--- Start of Listed records ---

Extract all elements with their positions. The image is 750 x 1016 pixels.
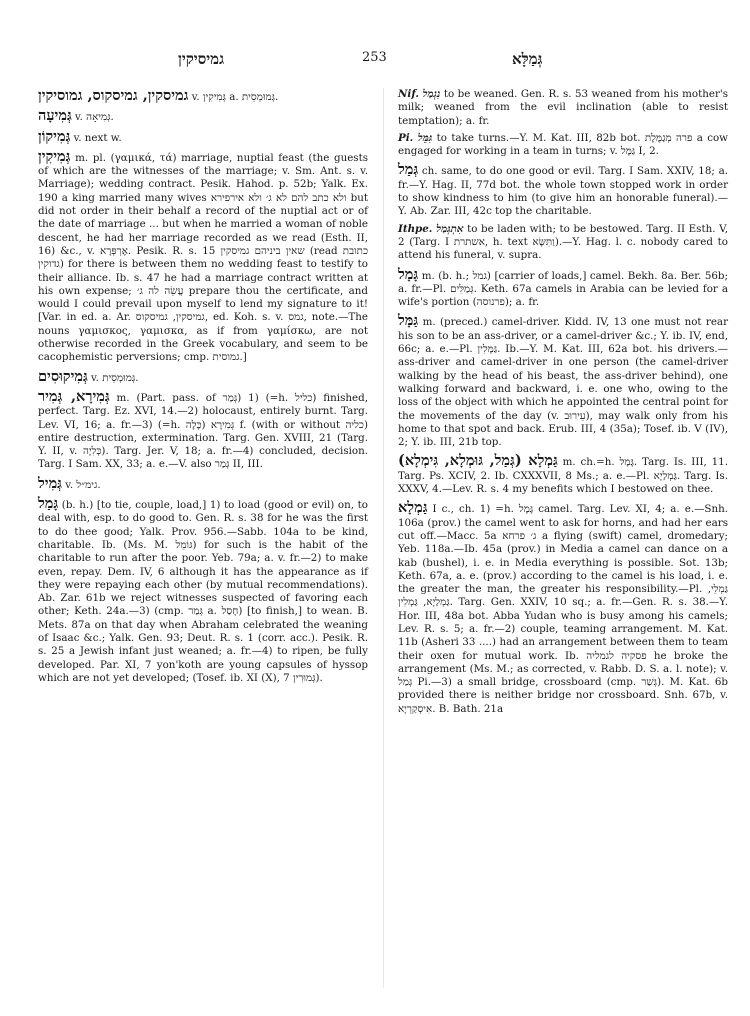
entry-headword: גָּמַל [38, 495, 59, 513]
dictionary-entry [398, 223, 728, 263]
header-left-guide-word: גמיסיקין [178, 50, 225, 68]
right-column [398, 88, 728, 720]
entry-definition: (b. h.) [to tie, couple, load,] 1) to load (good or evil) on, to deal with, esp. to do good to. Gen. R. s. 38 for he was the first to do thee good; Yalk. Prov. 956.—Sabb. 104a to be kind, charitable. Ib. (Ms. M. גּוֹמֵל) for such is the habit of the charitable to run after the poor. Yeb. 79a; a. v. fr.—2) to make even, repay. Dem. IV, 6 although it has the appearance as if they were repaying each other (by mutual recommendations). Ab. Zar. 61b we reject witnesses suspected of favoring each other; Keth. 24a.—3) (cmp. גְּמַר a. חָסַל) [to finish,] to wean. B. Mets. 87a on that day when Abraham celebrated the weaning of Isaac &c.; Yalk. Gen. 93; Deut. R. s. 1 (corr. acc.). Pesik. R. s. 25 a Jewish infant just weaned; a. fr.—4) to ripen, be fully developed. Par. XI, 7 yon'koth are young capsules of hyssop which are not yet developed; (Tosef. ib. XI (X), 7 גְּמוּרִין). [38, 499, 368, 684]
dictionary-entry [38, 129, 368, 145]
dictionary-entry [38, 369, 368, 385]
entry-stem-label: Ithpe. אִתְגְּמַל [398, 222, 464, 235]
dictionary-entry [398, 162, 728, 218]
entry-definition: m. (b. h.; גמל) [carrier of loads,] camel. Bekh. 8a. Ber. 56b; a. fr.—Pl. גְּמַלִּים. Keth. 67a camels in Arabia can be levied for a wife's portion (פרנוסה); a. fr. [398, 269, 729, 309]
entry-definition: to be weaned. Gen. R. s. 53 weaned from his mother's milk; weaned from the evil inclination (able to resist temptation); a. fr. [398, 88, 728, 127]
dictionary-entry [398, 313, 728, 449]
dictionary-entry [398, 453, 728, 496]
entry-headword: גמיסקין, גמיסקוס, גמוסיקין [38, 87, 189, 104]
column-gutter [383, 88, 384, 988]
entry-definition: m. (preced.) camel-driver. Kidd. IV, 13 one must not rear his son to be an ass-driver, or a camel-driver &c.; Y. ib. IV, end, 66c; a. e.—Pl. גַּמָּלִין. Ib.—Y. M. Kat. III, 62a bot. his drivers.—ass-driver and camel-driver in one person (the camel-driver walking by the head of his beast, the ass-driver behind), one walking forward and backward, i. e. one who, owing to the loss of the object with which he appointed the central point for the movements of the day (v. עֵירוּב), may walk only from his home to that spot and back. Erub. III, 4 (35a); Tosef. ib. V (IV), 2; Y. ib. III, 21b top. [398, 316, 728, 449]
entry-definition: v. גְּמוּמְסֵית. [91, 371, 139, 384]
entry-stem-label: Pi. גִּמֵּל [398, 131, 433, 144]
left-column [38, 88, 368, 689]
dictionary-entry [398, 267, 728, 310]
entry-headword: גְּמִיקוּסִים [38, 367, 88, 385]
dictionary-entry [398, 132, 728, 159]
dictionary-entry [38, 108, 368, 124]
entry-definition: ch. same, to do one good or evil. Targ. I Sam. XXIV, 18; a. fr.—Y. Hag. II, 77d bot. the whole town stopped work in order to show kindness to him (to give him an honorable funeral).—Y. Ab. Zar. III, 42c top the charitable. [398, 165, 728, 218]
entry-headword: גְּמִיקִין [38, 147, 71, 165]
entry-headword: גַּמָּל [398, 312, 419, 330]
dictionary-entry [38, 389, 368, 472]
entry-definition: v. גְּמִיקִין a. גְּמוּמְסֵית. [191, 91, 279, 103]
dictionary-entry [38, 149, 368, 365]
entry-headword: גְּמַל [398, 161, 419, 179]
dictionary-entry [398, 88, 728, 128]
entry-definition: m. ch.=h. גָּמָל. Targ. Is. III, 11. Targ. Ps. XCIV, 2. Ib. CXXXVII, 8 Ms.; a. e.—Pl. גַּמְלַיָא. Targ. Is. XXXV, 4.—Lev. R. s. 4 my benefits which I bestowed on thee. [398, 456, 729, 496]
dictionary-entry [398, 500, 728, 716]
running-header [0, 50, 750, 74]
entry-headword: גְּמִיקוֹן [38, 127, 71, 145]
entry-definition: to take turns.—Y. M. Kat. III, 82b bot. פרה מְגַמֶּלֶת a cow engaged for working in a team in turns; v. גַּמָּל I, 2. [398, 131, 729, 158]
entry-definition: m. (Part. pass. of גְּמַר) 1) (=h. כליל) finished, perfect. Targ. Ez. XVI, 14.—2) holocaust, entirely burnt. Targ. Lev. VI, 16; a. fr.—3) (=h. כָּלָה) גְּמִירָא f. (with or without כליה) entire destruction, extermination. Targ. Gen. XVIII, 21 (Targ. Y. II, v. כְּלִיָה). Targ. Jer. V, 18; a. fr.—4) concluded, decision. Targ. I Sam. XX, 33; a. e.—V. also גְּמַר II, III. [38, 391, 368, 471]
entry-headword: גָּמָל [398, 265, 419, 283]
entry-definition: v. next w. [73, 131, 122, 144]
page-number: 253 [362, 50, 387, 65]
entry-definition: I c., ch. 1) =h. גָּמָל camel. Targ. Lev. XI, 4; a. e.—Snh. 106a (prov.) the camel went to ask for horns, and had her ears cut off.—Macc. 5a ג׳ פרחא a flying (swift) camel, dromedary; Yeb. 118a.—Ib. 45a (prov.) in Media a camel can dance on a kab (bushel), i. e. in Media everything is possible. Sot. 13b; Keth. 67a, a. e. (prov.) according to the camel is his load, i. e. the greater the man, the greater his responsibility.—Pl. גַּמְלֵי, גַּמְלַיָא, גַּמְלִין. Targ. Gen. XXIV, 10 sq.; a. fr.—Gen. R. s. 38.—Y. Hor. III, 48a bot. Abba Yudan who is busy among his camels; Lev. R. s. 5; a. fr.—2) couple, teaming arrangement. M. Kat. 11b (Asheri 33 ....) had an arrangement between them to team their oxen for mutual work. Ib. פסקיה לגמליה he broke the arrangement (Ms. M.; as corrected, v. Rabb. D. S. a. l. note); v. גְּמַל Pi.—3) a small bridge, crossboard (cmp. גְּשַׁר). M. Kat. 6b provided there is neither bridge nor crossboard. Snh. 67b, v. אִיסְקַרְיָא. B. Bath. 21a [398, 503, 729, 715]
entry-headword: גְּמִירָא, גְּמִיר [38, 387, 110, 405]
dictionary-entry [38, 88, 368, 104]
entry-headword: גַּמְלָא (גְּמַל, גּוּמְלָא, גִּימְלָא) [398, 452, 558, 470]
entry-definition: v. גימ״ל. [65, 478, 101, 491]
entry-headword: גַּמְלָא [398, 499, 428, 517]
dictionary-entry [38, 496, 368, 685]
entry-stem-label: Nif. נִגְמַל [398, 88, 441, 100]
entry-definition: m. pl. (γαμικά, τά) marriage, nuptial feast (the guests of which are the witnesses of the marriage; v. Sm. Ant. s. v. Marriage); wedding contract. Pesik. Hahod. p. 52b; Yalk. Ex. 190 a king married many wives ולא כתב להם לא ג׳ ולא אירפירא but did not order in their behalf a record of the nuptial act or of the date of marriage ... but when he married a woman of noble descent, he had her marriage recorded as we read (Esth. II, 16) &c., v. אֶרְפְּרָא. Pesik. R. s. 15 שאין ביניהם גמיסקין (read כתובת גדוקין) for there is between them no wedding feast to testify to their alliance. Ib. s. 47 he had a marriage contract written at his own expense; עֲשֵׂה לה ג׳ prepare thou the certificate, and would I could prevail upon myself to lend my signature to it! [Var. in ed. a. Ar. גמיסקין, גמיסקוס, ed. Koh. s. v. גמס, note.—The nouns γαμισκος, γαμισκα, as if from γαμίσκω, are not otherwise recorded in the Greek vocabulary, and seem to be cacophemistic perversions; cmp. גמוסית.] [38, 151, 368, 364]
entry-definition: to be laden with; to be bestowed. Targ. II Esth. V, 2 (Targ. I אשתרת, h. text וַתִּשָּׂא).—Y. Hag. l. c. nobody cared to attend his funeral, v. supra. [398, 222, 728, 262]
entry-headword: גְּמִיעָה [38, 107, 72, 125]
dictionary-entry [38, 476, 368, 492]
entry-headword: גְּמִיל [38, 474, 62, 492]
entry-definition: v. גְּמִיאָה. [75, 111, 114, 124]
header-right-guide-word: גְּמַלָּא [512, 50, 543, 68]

--- End of Listed records ---
--- Start of Listed records ---

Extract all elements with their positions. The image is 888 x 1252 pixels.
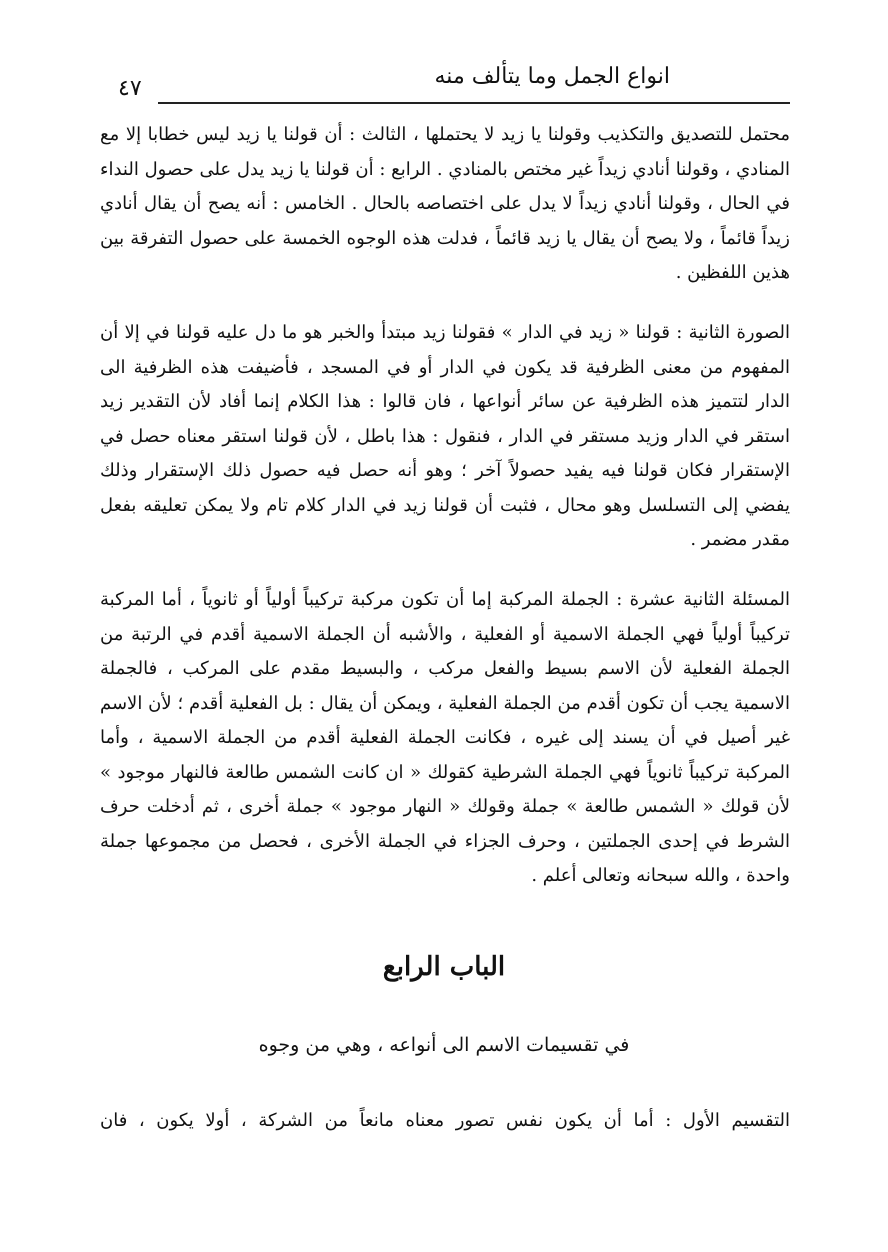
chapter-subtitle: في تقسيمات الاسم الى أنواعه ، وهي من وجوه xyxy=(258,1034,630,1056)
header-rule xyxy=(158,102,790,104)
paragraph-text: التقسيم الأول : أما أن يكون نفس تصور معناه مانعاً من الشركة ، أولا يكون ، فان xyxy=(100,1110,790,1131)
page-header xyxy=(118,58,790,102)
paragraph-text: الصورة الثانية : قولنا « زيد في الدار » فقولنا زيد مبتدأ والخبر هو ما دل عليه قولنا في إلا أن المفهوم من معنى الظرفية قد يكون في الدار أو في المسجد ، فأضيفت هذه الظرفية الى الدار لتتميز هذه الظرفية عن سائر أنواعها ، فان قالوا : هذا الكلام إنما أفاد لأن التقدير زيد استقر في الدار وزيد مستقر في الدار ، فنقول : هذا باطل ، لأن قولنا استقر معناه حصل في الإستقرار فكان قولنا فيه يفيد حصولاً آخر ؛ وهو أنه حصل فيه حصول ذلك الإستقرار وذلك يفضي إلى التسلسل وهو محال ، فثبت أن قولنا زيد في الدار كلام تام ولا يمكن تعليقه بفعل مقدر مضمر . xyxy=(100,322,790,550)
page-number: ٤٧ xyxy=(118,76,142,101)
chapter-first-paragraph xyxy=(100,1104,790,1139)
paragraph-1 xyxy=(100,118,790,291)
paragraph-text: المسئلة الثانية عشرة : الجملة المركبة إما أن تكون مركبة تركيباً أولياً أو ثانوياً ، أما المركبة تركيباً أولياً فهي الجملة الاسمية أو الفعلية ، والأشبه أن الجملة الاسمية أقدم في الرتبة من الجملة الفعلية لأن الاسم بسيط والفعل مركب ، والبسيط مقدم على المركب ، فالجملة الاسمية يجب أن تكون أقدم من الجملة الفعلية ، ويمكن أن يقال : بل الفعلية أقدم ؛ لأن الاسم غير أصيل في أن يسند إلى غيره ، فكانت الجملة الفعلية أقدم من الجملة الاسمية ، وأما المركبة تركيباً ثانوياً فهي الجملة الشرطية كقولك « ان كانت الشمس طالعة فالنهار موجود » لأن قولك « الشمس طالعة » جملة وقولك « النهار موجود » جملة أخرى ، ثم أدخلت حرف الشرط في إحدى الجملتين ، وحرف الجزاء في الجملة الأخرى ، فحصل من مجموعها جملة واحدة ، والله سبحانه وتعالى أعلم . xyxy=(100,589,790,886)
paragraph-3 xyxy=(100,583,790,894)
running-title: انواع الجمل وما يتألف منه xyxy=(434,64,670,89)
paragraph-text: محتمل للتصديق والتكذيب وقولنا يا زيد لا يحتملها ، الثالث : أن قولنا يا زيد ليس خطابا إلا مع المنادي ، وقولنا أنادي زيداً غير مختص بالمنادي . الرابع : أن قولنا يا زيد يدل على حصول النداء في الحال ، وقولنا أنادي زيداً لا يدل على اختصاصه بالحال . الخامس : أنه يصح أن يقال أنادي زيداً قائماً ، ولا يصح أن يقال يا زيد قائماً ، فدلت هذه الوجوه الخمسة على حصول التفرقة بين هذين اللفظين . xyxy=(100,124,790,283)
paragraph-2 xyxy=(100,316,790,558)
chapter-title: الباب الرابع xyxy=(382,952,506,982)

--- End of Listed records ---

* **Exercise task**: Convert the listing's lines into a JSON list of strings, one string per line with blank lines left out. Begin at the line that contains "chapter-subtitle: في تقسيمات" and stop after the line that contains "page-header xyxy=(118,58,790,102)".

* **Finished exercise**:
[
  "chapter-subtitle: في تقسيمات الاسم الى أنواعه ، وهي من وجوه xyxy=(258,1034,630,1056)",
  "header-rule xyxy=(158,102,790,104)",
  "paragraph-text: التقسيم الأول : أما أن يكون نفس تصور معناه مانعاً من الشركة ، أولا يكون ، فان xyxy=(100,1110,790,1131)",
  "page-header xyxy=(118,58,790,102)"
]